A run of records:
────────────────────────────────────────
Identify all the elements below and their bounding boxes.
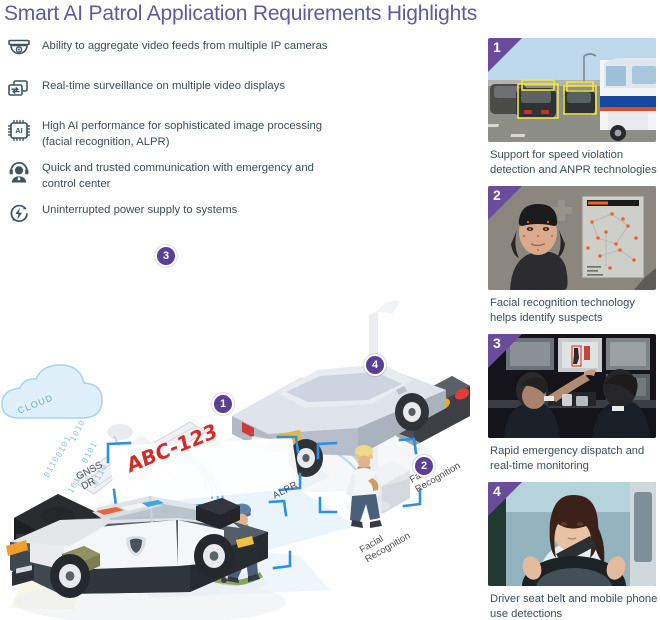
highlight-card-1[interactable]: 1 Support for speed violation detection …: [488, 38, 660, 179]
card-badge-2: 2: [488, 186, 522, 220]
requirement-item-2: Real-time surveillance on multiple video…: [2, 78, 332, 108]
card-photo-driver-detection: 4: [488, 482, 656, 586]
card-badge-1: 1: [488, 38, 522, 72]
card-badge-number: 2: [493, 187, 501, 203]
requirement-item-1: Ability to aggregate video feeds from mu…: [2, 38, 332, 68]
requirement-text: High AI performance for sophisticated im…: [36, 118, 332, 150]
dome-camera-icon: [2, 38, 36, 68]
requirement-text: Real-time surveillance on multiple video…: [36, 78, 285, 95]
card-badge-number: 3: [493, 335, 501, 351]
card-photo-facial-recognition: 2: [488, 186, 656, 290]
video-displays-sync-icon: [2, 78, 36, 108]
requirement-item-4: Quick and trusted communication with eme…: [2, 160, 332, 192]
card-caption: Rapid emergency dispatch and real-time m…: [488, 438, 660, 475]
ai-chip-icon: AI: [2, 118, 36, 148]
scene-badge-4[interactable]: 4: [364, 354, 386, 376]
requirement-text: Quick and trusted communication with eme…: [36, 160, 332, 192]
highlight-card-2[interactable]: 2 Facial recognition technology helps id…: [488, 186, 660, 327]
page-title: Smart AI Patrol Application Requirements…: [4, 2, 477, 26]
requirement-item-3: AI High AI performance for sophisticated…: [2, 118, 332, 150]
scene-badge-2[interactable]: 2: [413, 455, 435, 477]
card-caption: Support for speed violation detection an…: [488, 142, 660, 179]
card-caption: Driver seat belt and mobile phone use de…: [488, 586, 660, 620]
requirement-text: Ability to aggregate video feeds from mu…: [36, 38, 328, 55]
isometric-scene: GNSS DR ABC-123 ALPR Facial Recognition …: [0, 190, 488, 620]
highlight-card-4[interactable]: 4 Driver seat belt and mobile phone use …: [488, 482, 660, 620]
card-badge-number: 4: [493, 483, 501, 499]
infographic-page: Smart AI Patrol Application Requirements…: [0, 0, 660, 620]
card-photo-control-room: 3: [488, 334, 656, 438]
card-caption: Facial recognition technology helps iden…: [488, 290, 660, 327]
card-badge-3: 3: [488, 334, 522, 368]
svg-text:AI: AI: [15, 126, 23, 135]
scene-badge-1[interactable]: 1: [212, 393, 234, 415]
card-badge-number: 1: [493, 39, 501, 55]
scene-badge-3[interactable]: 3: [155, 245, 177, 267]
highlight-cards: 1 Support for speed violation detection …: [488, 38, 660, 620]
card-photo-traffic-anpr: 1: [488, 38, 656, 142]
headset-operator-icon: [2, 160, 36, 190]
highlight-card-3[interactable]: 3 Rapid emergency dispatch and real-time…: [488, 334, 660, 475]
card-badge-4: 4: [488, 482, 522, 516]
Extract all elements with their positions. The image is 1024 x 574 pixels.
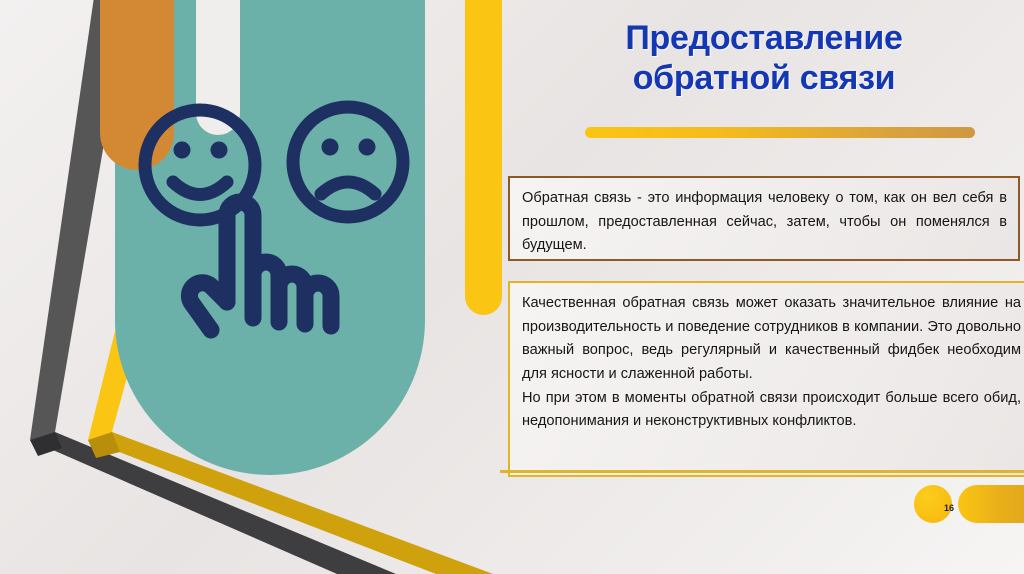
definition-paragraph: Обратная связь - это информация человеку…: [522, 187, 1007, 258]
page-marker-bar: [958, 485, 1024, 523]
title-line-2: обратной связи: [633, 59, 896, 97]
yellow-pill-shape: [465, 0, 502, 315]
impact-paragraph-1: Качественная обратная связь может оказат…: [522, 292, 1021, 387]
footer-divider-rule: [500, 470, 1024, 473]
impact-paragraph-2: Но при этом в моменты обратной связи про…: [522, 387, 1021, 434]
title-line-1: Предоставление: [625, 19, 902, 57]
impact-textbox: Качественная обратная связь может оказат…: [508, 281, 1024, 477]
page-number: 16: [944, 503, 954, 513]
sad-face-icon: [293, 107, 403, 217]
definition-textbox: Обратная связь - это информация человеку…: [508, 176, 1020, 261]
title-block: Предоставление обратной связи: [508, 18, 1020, 98]
page-title: Предоставление обратной связи: [508, 18, 1020, 98]
title-underline-bar: [585, 127, 975, 138]
content-column: Предоставление обратной связи Обратная с…: [500, 0, 1024, 574]
feedback-illustration: [115, 90, 425, 420]
slide-canvas: Предоставление обратной связи Обратная с…: [0, 0, 1024, 574]
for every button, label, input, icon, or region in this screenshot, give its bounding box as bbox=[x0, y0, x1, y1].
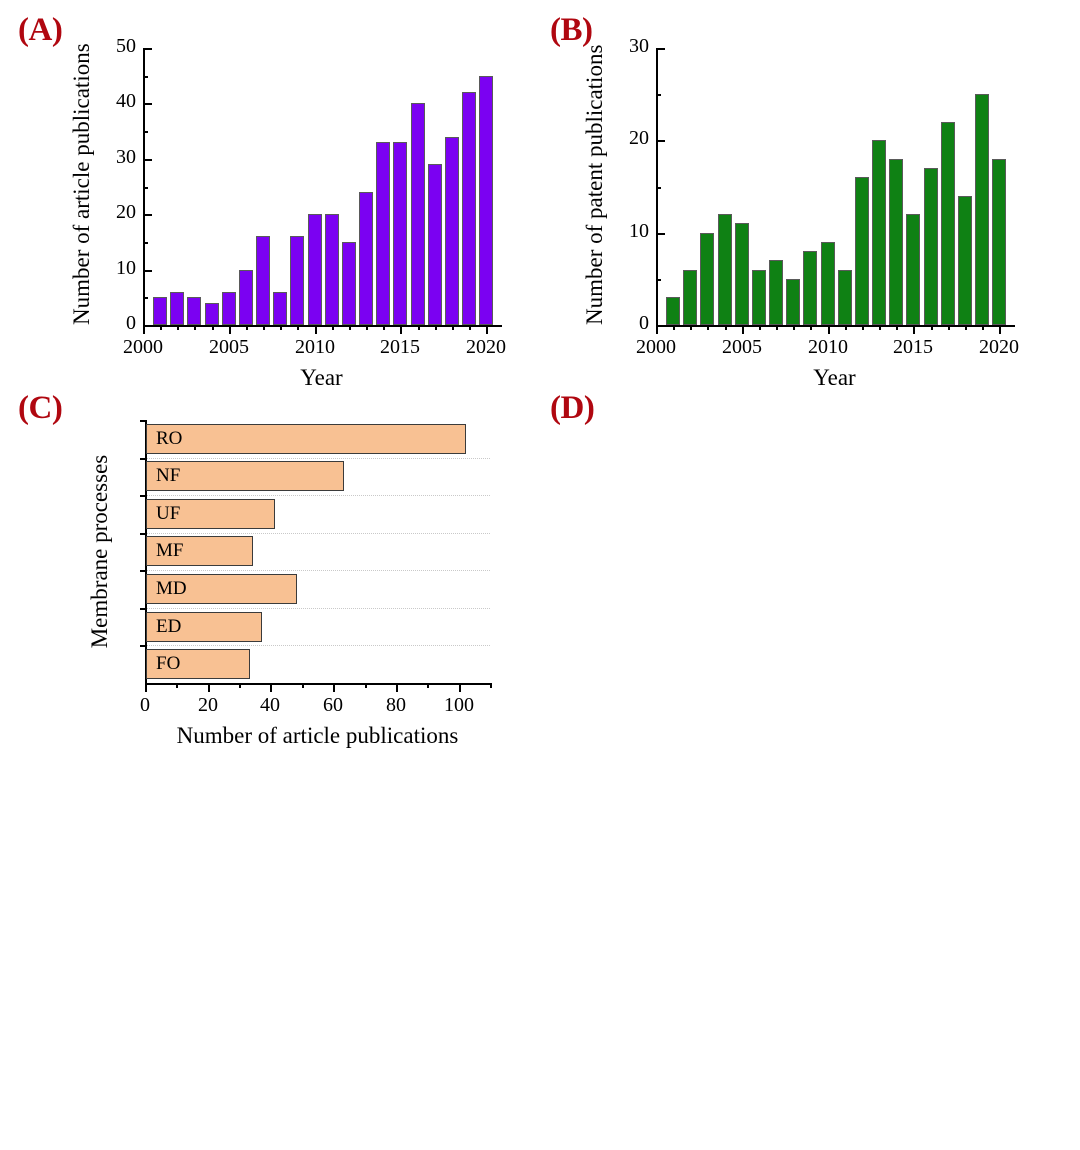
c-gridline bbox=[145, 645, 490, 646]
bar-category-label: MD bbox=[156, 578, 187, 600]
bar-MF: MF bbox=[146, 536, 253, 566]
bar-2011 bbox=[325, 214, 339, 325]
y-tick-major bbox=[143, 214, 152, 216]
bar-2014 bbox=[376, 142, 390, 325]
bar-2007 bbox=[256, 236, 270, 325]
x-axis-title: Year bbox=[202, 365, 442, 391]
y-tick-minor bbox=[143, 242, 148, 244]
bar-category-label: ED bbox=[156, 616, 181, 638]
y-tick-minor bbox=[656, 279, 661, 281]
bar-2004 bbox=[718, 214, 732, 325]
bar-2001 bbox=[666, 297, 680, 325]
x-tick-minor bbox=[160, 325, 162, 330]
bar-2003 bbox=[700, 233, 714, 325]
c-x-tick-minor bbox=[176, 683, 178, 688]
x-tick-minor bbox=[931, 325, 933, 330]
bar-2009 bbox=[290, 236, 304, 325]
y-tick-minor bbox=[656, 94, 661, 96]
x-tick-minor bbox=[452, 325, 454, 330]
c-x-tick-label: 40 bbox=[240, 694, 300, 717]
bar-2008 bbox=[273, 292, 287, 325]
x-tick-label: 2005 bbox=[710, 336, 774, 359]
x-tick-minor bbox=[965, 325, 967, 330]
x-tick-minor bbox=[418, 325, 420, 330]
y-axis-title: Number of patent publications bbox=[582, 48, 608, 325]
bar-2006 bbox=[752, 270, 766, 325]
x-tick-minor bbox=[332, 325, 334, 330]
x-tick-label: 2000 bbox=[111, 336, 175, 359]
x-tick-major bbox=[315, 325, 317, 334]
c-x-tick-minor bbox=[427, 683, 429, 688]
x-tick-major bbox=[656, 325, 658, 334]
x-tick-major bbox=[913, 325, 915, 334]
c-x-tick-major bbox=[270, 683, 272, 692]
c-x-tick-minor bbox=[490, 683, 492, 688]
x-tick-minor bbox=[673, 325, 675, 330]
bar-2015 bbox=[906, 214, 920, 325]
c-x-tick-major bbox=[145, 683, 147, 692]
y-tick-major bbox=[143, 270, 152, 272]
y-tick-major bbox=[656, 48, 665, 50]
x-tick-minor bbox=[845, 325, 847, 330]
bar-2002 bbox=[683, 270, 697, 325]
x-tick-minor bbox=[759, 325, 761, 330]
bar-2003 bbox=[187, 297, 201, 325]
bar-category-label: NF bbox=[156, 465, 180, 487]
c-y-tick bbox=[140, 458, 147, 460]
c-x-axis-title: Number of article publications bbox=[138, 723, 498, 749]
x-tick-label: 2020 bbox=[454, 336, 518, 359]
figure-canvas: (A) (B) (C) (D) Saudi ArabiaNetherlandsU… bbox=[0, 0, 1080, 750]
bar-category-label: MF bbox=[156, 540, 183, 562]
x-tick-major bbox=[229, 325, 231, 334]
c-x-axis-line bbox=[145, 683, 492, 685]
x-tick-label: 2015 bbox=[368, 336, 432, 359]
x-tick-minor bbox=[366, 325, 368, 330]
c-x-tick-label: 0 bbox=[115, 694, 175, 717]
x-tick-minor bbox=[263, 325, 265, 330]
c-x-tick-major bbox=[396, 683, 398, 692]
c-x-tick-major bbox=[459, 683, 461, 692]
bar-2004 bbox=[205, 303, 219, 325]
c-gridline bbox=[145, 570, 490, 571]
bar-2005 bbox=[222, 292, 236, 325]
x-tick-major bbox=[828, 325, 830, 334]
y-tick-major bbox=[656, 140, 665, 142]
bar-2019 bbox=[975, 94, 989, 325]
bar-2005 bbox=[735, 223, 749, 325]
y-tick-minor bbox=[143, 131, 148, 133]
c-y-tick bbox=[140, 495, 147, 497]
x-tick-major bbox=[400, 325, 402, 334]
x-tick-label: 2005 bbox=[197, 336, 261, 359]
y-tick-major bbox=[143, 159, 152, 161]
c-gridline bbox=[145, 533, 490, 534]
bar-MD: MD bbox=[146, 574, 297, 604]
c-gridline bbox=[145, 495, 490, 496]
c-y-tick bbox=[140, 645, 147, 647]
bar-2016 bbox=[924, 168, 938, 325]
x-axis-title: Year bbox=[715, 365, 955, 391]
bar-2006 bbox=[239, 270, 253, 325]
x-tick-minor bbox=[690, 325, 692, 330]
y-tick-major bbox=[656, 233, 665, 235]
bar-2011 bbox=[838, 270, 852, 325]
c-x-tick-label: 60 bbox=[303, 694, 363, 717]
y-axis-title: Number of article publications bbox=[69, 48, 95, 325]
c-x-tick-label: 20 bbox=[178, 694, 238, 717]
c-x-tick-major bbox=[208, 683, 210, 692]
bar-ED: ED bbox=[146, 612, 262, 642]
x-tick-major bbox=[742, 325, 744, 334]
bar-2015 bbox=[393, 142, 407, 325]
bar-NF: NF bbox=[146, 461, 344, 491]
bar-2012 bbox=[855, 177, 869, 325]
panel-c-plot-area bbox=[145, 800, 490, 1063]
bar-2010 bbox=[821, 242, 835, 325]
x-tick-minor bbox=[948, 325, 950, 330]
x-tick-minor bbox=[177, 325, 179, 330]
bar-2008 bbox=[786, 279, 800, 325]
bar-2017 bbox=[941, 122, 955, 325]
c-y-tick bbox=[140, 570, 147, 572]
x-tick-minor bbox=[349, 325, 351, 330]
y-tick-major bbox=[143, 48, 152, 50]
x-tick-major bbox=[143, 325, 145, 334]
bar-2002 bbox=[170, 292, 184, 325]
bar-2013 bbox=[872, 140, 886, 325]
bar-RO: RO bbox=[146, 424, 466, 454]
c-x-tick-label: 80 bbox=[366, 694, 426, 717]
c-x-tick-minor bbox=[302, 683, 304, 688]
bar-UF: UF bbox=[146, 499, 275, 529]
x-tick-minor bbox=[280, 325, 282, 330]
x-tick-label: 2010 bbox=[283, 336, 347, 359]
x-tick-label: 2000 bbox=[624, 336, 688, 359]
x-tick-major bbox=[486, 325, 488, 334]
c-y-tick bbox=[140, 533, 147, 535]
bar-category-label: RO bbox=[156, 428, 182, 450]
bar-category-label: UF bbox=[156, 503, 180, 525]
y-tick-minor bbox=[143, 187, 148, 189]
x-tick-minor bbox=[793, 325, 795, 330]
x-axis-line bbox=[656, 325, 1015, 327]
y-tick-minor bbox=[656, 187, 661, 189]
bar-2014 bbox=[889, 159, 903, 325]
y-tick-major bbox=[143, 103, 152, 105]
panel-c-tag: (C) bbox=[18, 392, 62, 425]
c-x-tick-label: 100 bbox=[429, 694, 489, 717]
bar-category-label: FO bbox=[156, 653, 180, 675]
x-tick-minor bbox=[982, 325, 984, 330]
x-tick-minor bbox=[383, 325, 385, 330]
c-x-tick-minor bbox=[239, 683, 241, 688]
bar-2019 bbox=[462, 92, 476, 325]
bar-FO: FO bbox=[146, 649, 250, 679]
bar-2018 bbox=[958, 196, 972, 325]
bar-2010 bbox=[308, 214, 322, 325]
bar-2001 bbox=[153, 297, 167, 325]
c-y-tick bbox=[140, 608, 147, 610]
c-x-tick-major bbox=[333, 683, 335, 692]
panel-d: (D) Saudi ArabiaNetherlandsUSASouth Kore… bbox=[540, 380, 1080, 750]
c-gridline bbox=[145, 608, 490, 609]
bar-2012 bbox=[342, 242, 356, 325]
panel-b-tag: (B) bbox=[550, 14, 593, 47]
bar-2007 bbox=[769, 260, 783, 325]
bar-2009 bbox=[803, 251, 817, 325]
x-tick-label: 2015 bbox=[881, 336, 945, 359]
bar-2013 bbox=[359, 192, 373, 325]
x-tick-minor bbox=[435, 325, 437, 330]
x-tick-minor bbox=[725, 325, 727, 330]
x-tick-minor bbox=[776, 325, 778, 330]
x-tick-minor bbox=[246, 325, 248, 330]
bar-2020 bbox=[992, 159, 1006, 325]
x-tick-minor bbox=[879, 325, 881, 330]
x-tick-minor bbox=[469, 325, 471, 330]
y-tick-minor bbox=[143, 76, 148, 78]
x-tick-label: 2020 bbox=[967, 336, 1031, 359]
x-tick-minor bbox=[810, 325, 812, 330]
panel-a-tag: (A) bbox=[18, 14, 62, 47]
bar-2016 bbox=[411, 103, 425, 325]
x-tick-label: 2010 bbox=[796, 336, 860, 359]
bar-2018 bbox=[445, 137, 459, 325]
x-axis-line bbox=[143, 325, 502, 327]
x-tick-minor bbox=[707, 325, 709, 330]
c-y-tick bbox=[140, 420, 147, 422]
c-x-tick-minor bbox=[365, 683, 367, 688]
x-tick-minor bbox=[297, 325, 299, 330]
panel-d-tag: (D) bbox=[550, 392, 594, 425]
y-tick-minor bbox=[143, 297, 148, 299]
bar-2017 bbox=[428, 164, 442, 325]
x-tick-minor bbox=[212, 325, 214, 330]
x-tick-minor bbox=[862, 325, 864, 330]
x-tick-minor bbox=[194, 325, 196, 330]
c-y-axis-title: Membrane processes bbox=[87, 420, 113, 683]
x-tick-minor bbox=[896, 325, 898, 330]
c-gridline bbox=[145, 458, 490, 459]
bar-2020 bbox=[479, 76, 493, 325]
x-tick-major bbox=[999, 325, 1001, 334]
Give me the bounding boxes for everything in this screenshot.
────────────────────────────────────────
## Short task
Rewrite everything from the line containing "highlight-card-1[interactable]: 1 Support" down to the line containing "requirement-text: Quick and", replacing "requirement-text" with "requirement-label" and leaving all else unchanged. Return only those lines.

## Correct response
highlight-card-1[interactable]: 1 Support for speed violation detection …: [488, 38, 660, 179]
card-badge-2: 2: [488, 186, 522, 220]
requirement-item-2: Real-time surveillance on multiple video…: [2, 78, 332, 108]
card-photo-driver-detection: 4: [488, 482, 656, 586]
card-badge-1: 1: [488, 38, 522, 72]
card-badge-number: 2: [493, 187, 501, 203]
requirement-item-1: Ability to aggregate video feeds from mu…: [2, 38, 332, 68]
requirement-label: High AI performance for sophisticated im…: [36, 118, 332, 150]
dome-camera-icon: [2, 38, 36, 68]
requirement-label: Real-time surveillance on multiple video…: [36, 78, 285, 95]
card-badge-number: 3: [493, 335, 501, 351]
card-photo-facial-recognition: 2: [488, 186, 656, 290]
video-displays-sync-icon: [2, 78, 36, 108]
requirement-item-4: Quick and trusted communication with eme…: [2, 160, 332, 192]
card-caption: Rapid emergency dispatch and real-time m…: [488, 438, 660, 475]
ai-chip-icon: AI: [2, 118, 36, 148]
scene-badge-4[interactable]: 4: [364, 354, 386, 376]
requirement-label: Quick and trusted communication with eme…: [36, 160, 332, 192]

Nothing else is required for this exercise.